Data supplied:

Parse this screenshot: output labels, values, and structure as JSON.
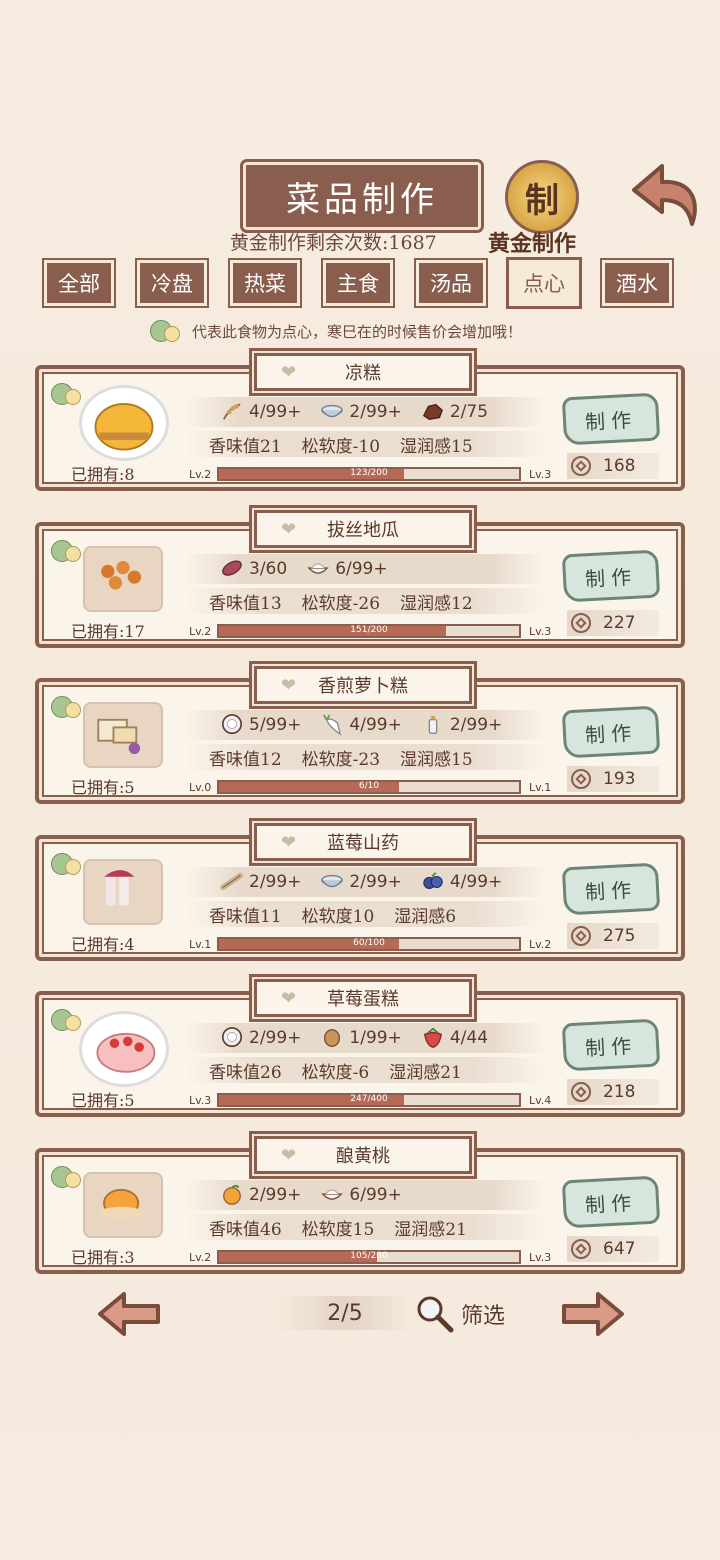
{
  "header": {
    "title": "菜品制作",
    "remaining_label": "黄金制作剩余次数:1687",
    "gold_badge_char": "制",
    "gold_label": "黄金制作"
  },
  "tabs": [
    {
      "label": "全部",
      "active": false
    },
    {
      "label": "冷盘",
      "active": false
    },
    {
      "label": "热菜",
      "active": false
    },
    {
      "label": "主食",
      "active": false
    },
    {
      "label": "汤品",
      "active": false
    },
    {
      "label": "点心",
      "active": true
    },
    {
      "label": "酒水",
      "active": false
    }
  ],
  "hint": "代表此食物为点心，寒巳在的时候售价会增加哦！",
  "recipes": [
    {
      "name": "凉糕",
      "owned": "已拥有:8",
      "ingredients": [
        {
          "icon": "grain-icon",
          "amount": "4/99+"
        },
        {
          "icon": "bowl-icon",
          "amount": "2/99+"
        },
        {
          "icon": "sugar-icon",
          "amount": "2/75"
        }
      ],
      "stats": [
        "香味值21",
        "松软度-10",
        "湿润感15"
      ],
      "lv_from": "Lv.2",
      "lv_to": "Lv.3",
      "progress_text": "123/200",
      "progress": 0.615,
      "make_label": "制作",
      "price": "168"
    },
    {
      "name": "拔丝地瓜",
      "owned": "已拥有:17",
      "ingredients": [
        {
          "icon": "sweet-potato-icon",
          "amount": "3/60"
        },
        {
          "icon": "sugar-bowl-icon",
          "amount": "6/99+"
        }
      ],
      "stats": [
        "香味值13",
        "松软度-26",
        "湿润感12"
      ],
      "lv_from": "Lv.2",
      "lv_to": "Lv.3",
      "progress_text": "151/200",
      "progress": 0.755,
      "make_label": "制作",
      "price": "227"
    },
    {
      "name": "香煎萝卜糕",
      "owned": "已拥有:5",
      "ingredients": [
        {
          "icon": "flour-icon",
          "amount": "5/99+"
        },
        {
          "icon": "radish-icon",
          "amount": "4/99+"
        },
        {
          "icon": "oil-bottle-icon",
          "amount": "2/99+"
        }
      ],
      "stats": [
        "香味值12",
        "松软度-23",
        "湿润感15"
      ],
      "lv_from": "Lv.0",
      "lv_to": "Lv.1",
      "progress_text": "6/10",
      "progress": 0.6,
      "make_label": "制作",
      "price": "193"
    },
    {
      "name": "蓝莓山药",
      "owned": "已拥有:4",
      "ingredients": [
        {
          "icon": "yam-icon",
          "amount": "2/99+"
        },
        {
          "icon": "bowl-icon",
          "amount": "2/99+"
        },
        {
          "icon": "blueberry-icon",
          "amount": "4/99+"
        }
      ],
      "stats": [
        "香味值11",
        "松软度10",
        "湿润感6"
      ],
      "lv_from": "Lv.1",
      "lv_to": "Lv.2",
      "progress_text": "60/100",
      "progress": 0.6,
      "make_label": "制作",
      "price": "275"
    },
    {
      "name": "草莓蛋糕",
      "owned": "已拥有:5",
      "ingredients": [
        {
          "icon": "flour-icon",
          "amount": "2/99+"
        },
        {
          "icon": "egg-icon",
          "amount": "1/99+"
        },
        {
          "icon": "strawberry-icon",
          "amount": "4/44"
        }
      ],
      "stats": [
        "香味值26",
        "松软度-6",
        "湿润感21"
      ],
      "lv_from": "Lv.3",
      "lv_to": "Lv.4",
      "progress_text": "247/400",
      "progress": 0.6175,
      "make_label": "制作",
      "price": "218"
    },
    {
      "name": "酿黄桃",
      "owned": "已拥有:3",
      "ingredients": [
        {
          "icon": "peach-icon",
          "amount": "2/99+"
        },
        {
          "icon": "sugar-bowl-icon",
          "amount": "6/99+"
        }
      ],
      "stats": [
        "香味值46",
        "松软度15",
        "湿润感21"
      ],
      "lv_from": "Lv.2",
      "lv_to": "Lv.3",
      "progress_text": "105/200",
      "progress": 0.525,
      "make_label": "制作",
      "price": "647"
    }
  ],
  "pager": {
    "page": "2/5",
    "filter_label": "筛选"
  }
}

What you need to do: Copy out all the records exactly, excluding pictures.

Correct answer:
Parse this screenshot: output labels, values, and structure as JSON.
{
  "header": {
    "title": "菜品制作",
    "remaining_label": "黄金制作剩余次数:1687",
    "gold_badge_char": "制",
    "gold_label": "黄金制作"
  },
  "tabs": [
    {
      "label": "全部",
      "active": false
    },
    {
      "label": "冷盘",
      "active": false
    },
    {
      "label": "热菜",
      "active": false
    },
    {
      "label": "主食",
      "active": false
    },
    {
      "label": "汤品",
      "active": false
    },
    {
      "label": "点心",
      "active": true
    },
    {
      "label": "酒水",
      "active": false
    }
  ],
  "hint": "代表此食物为点心，寒巳在的时候售价会增加哦！",
  "recipes": [
    {
      "name": "凉糕",
      "owned": "已拥有:8",
      "ingredients": [
        {
          "icon": "grain-icon",
          "amount": "4/99+"
        },
        {
          "icon": "bowl-icon",
          "amount": "2/99+"
        },
        {
          "icon": "sugar-icon",
          "amount": "2/75"
        }
      ],
      "stats": [
        "香味值21",
        "松软度-10",
        "湿润感15"
      ],
      "lv_from": "Lv.2",
      "lv_to": "Lv.3",
      "progress_text": "123/200",
      "progress": 0.615,
      "make_label": "制作",
      "price": "168"
    },
    {
      "name": "拔丝地瓜",
      "owned": "已拥有:17",
      "ingredients": [
        {
          "icon": "sweet-potato-icon",
          "amount": "3/60"
        },
        {
          "icon": "sugar-bowl-icon",
          "amount": "6/99+"
        }
      ],
      "stats": [
        "香味值13",
        "松软度-26",
        "湿润感12"
      ],
      "lv_from": "Lv.2",
      "lv_to": "Lv.3",
      "progress_text": "151/200",
      "progress": 0.755,
      "make_label": "制作",
      "price": "227"
    },
    {
      "name": "香煎萝卜糕",
      "owned": "已拥有:5",
      "ingredients": [
        {
          "icon": "flour-icon",
          "amount": "5/99+"
        },
        {
          "icon": "radish-icon",
          "amount": "4/99+"
        },
        {
          "icon": "oil-bottle-icon",
          "amount": "2/99+"
        }
      ],
      "stats": [
        "香味值12",
        "松软度-23",
        "湿润感15"
      ],
      "lv_from": "Lv.0",
      "lv_to": "Lv.1",
      "progress_text": "6/10",
      "progress": 0.6,
      "make_label": "制作",
      "price": "193"
    },
    {
      "name": "蓝莓山药",
      "owned": "已拥有:4",
      "ingredients": [
        {
          "icon": "yam-icon",
          "amount": "2/99+"
        },
        {
          "icon": "bowl-icon",
          "amount": "2/99+"
        },
        {
          "icon": "blueberry-icon",
          "amount": "4/99+"
        }
      ],
      "stats": [
        "香味值11",
        "松软度10",
        "湿润感6"
      ],
      "lv_from": "Lv.1",
      "lv_to": "Lv.2",
      "progress_text": "60/100",
      "progress": 0.6,
      "make_label": "制作",
      "price": "275"
    },
    {
      "name": "草莓蛋糕",
      "owned": "已拥有:5",
      "ingredients": [
        {
          "icon": "flour-icon",
          "amount": "2/99+"
        },
        {
          "icon": "egg-icon",
          "amount": "1/99+"
        },
        {
          "icon": "strawberry-icon",
          "amount": "4/44"
        }
      ],
      "stats": [
        "香味值26",
        "松软度-6",
        "湿润感21"
      ],
      "lv_from": "Lv.3",
      "lv_to": "Lv.4",
      "progress_text": "247/400",
      "progress": 0.6175,
      "make_label": "制作",
      "price": "218"
    },
    {
      "name": "酿黄桃",
      "owned": "已拥有:3",
      "ingredients": [
        {
          "icon": "peach-icon",
          "amount": "2/99+"
        },
        {
          "icon": "sugar-bowl-icon",
          "amount": "6/99+"
        }
      ],
      "stats": [
        "香味值46",
        "松软度15",
        "湿润感21"
      ],
      "lv_from": "Lv.2",
      "lv_to": "Lv.3",
      "progress_text": "105/200",
      "progress": 0.525,
      "make_label": "制作",
      "price": "647"
    }
  ],
  "pager": {
    "page": "2/5",
    "filter_label": "筛选"
  }
}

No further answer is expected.